Required task →
Copy every entry exactly as given, minus the images.

Data excerpts →
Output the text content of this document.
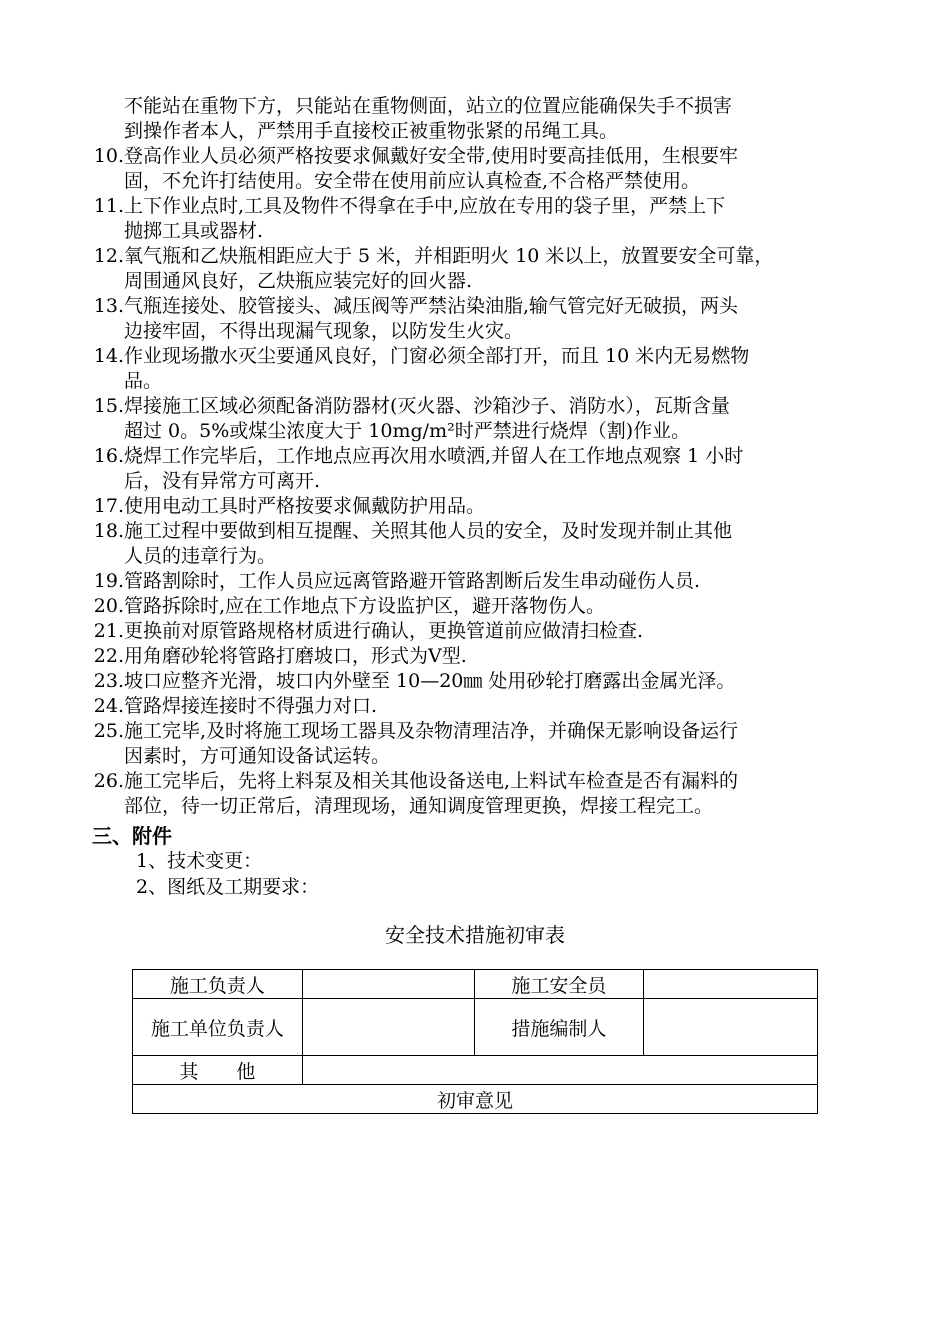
不能站在重物下方，只能站在重物侧面，站立的位置应能确保失手不损害
到操作者本人，严禁用手直接校正被重物张紧的吊绳工具。
10. 登高作业人员必须严格按要求佩戴好安全带,使用时要高挂低用，生根要牢
固，不允许打结使用。安全带在使用前应认真检查,不合格严禁使用。
11. 上下作业点时,工具及物件不得拿在手中,应放在专用的袋子里，严禁上下
抛掷工具或器材.
12. 氧气瓶和乙炔瓶相距应大于 5 米，并相距明火 10 米以上，放置要安全可靠，
周围通风良好，乙炔瓶应装完好的回火器.
13. 气瓶连接处、胶管接头、减压阀等严禁沾染油脂,输气管完好无破损，两头
边接牢固，不得出现漏气现象，以防发生火灾。
14. 作业现场撒水灭尘要通风良好，门窗必须全部打开，而且 10 米内无易燃物
品。
15. 焊接施工区域必须配备消防器材(灭火器、沙箱沙子、消防水），瓦斯含量
超过 0。5%或煤尘浓度大于 10mg/m²时严禁进行烧焊（割)作业。
16. 烧焊工作完毕后，工作地点应再次用水喷洒,并留人在工作地点观察 1 小时
后，没有异常方可离开.
17. 使用电动工具时严格按要求佩戴防护用品。
18. 施工过程中要做到相互提醒、关照其他人员的安全，及时发现并制止其他
人员的违章行为。
19. 管路割除时，工作人员应远离管路避开管路割断后发生串动碰伤人员.
20. 管路拆除时,应在工作地点下方设监护区，避开落物伤人。
21. 更换前对原管路规格材质进行确认，更换管道前应做清扫检查.
22. 用角磨砂轮将管路打磨坡口，形式为Ⅴ型.
23. 坡口应整齐光滑，坡口内外壁至 10—20㎜ 处用砂轮打磨露出金属光泽。
24. 管路焊接连接时不得强力对口.
25. 施工完毕,及时将施工现场工器具及杂物清理洁净，并确保无影响设备运行
因素时，方可通知设备试运转。
26. 施工完毕后，先将上料泵及相关其他设备送电,上料试车检查是否有漏料的
部位，待一切正常后，清理现场，通知调度管理更换，焊接工程完工。
三、附件
1、技术变更：
2、图纸及工期要求：
安全技术措施初审表
施工负责人		施工安全员	
施工单位负责人		措施编制人	
其　　他			
初审意见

Task response →
Output the text content of this document.
不能站在重物下方，只能站在重物侧面，站立的位置应能确保失手不损害
到操作者本人，严禁用手直接校正被重物张紧的吊绳工具。
10. 登高作业人员必须严格按要求佩戴好安全带,使用时要高挂低用，生根要牢
固，不允许打结使用。安全带在使用前应认真检查,不合格严禁使用。
11. 上下作业点时,工具及物件不得拿在手中,应放在专用的袋子里，严禁上下
抛掷工具或器材.
12. 氧气瓶和乙炔瓶相距应大于 5 米，并相距明火 10 米以上，放置要安全可靠，
周围通风良好，乙炔瓶应装完好的回火器.
13. 气瓶连接处、胶管接头、减压阀等严禁沾染油脂,输气管完好无破损，两头
边接牢固，不得出现漏气现象，以防发生火灾。
14. 作业现场撒水灭尘要通风良好，门窗必须全部打开，而且 10 米内无易燃物
品。
15. 焊接施工区域必须配备消防器材(灭火器、沙箱沙子、消防水），瓦斯含量
超过 0。5%或煤尘浓度大于 10mg/m²时严禁进行烧焊（割)作业。
16. 烧焊工作完毕后，工作地点应再次用水喷洒,并留人在工作地点观察 1 小时
后，没有异常方可离开.
17. 使用电动工具时严格按要求佩戴防护用品。
18. 施工过程中要做到相互提醒、关照其他人员的安全，及时发现并制止其他
人员的违章行为。
19. 管路割除时，工作人员应远离管路避开管路割断后发生串动碰伤人员.
20. 管路拆除时,应在工作地点下方设监护区，避开落物伤人。
21. 更换前对原管路规格材质进行确认，更换管道前应做清扫检查.
22. 用角磨砂轮将管路打磨坡口，形式为Ⅴ型.
23. 坡口应整齐光滑，坡口内外壁至 10—20㎜ 处用砂轮打磨露出金属光泽。
24. 管路焊接连接时不得强力对口.
25. 施工完毕,及时将施工现场工器具及杂物清理洁净，并确保无影响设备运行
因素时，方可通知设备试运转。
26. 施工完毕后，先将上料泵及相关其他设备送电,上料试车检查是否有漏料的
部位，待一切正常后，清理现场，通知调度管理更换，焊接工程完工。
三、附件
1、技术变更：
2、图纸及工期要求：
安全技术措施初审表
施工负责人		施工安全员	
施工单位负责人		措施编制人	
其　　他			
初审意见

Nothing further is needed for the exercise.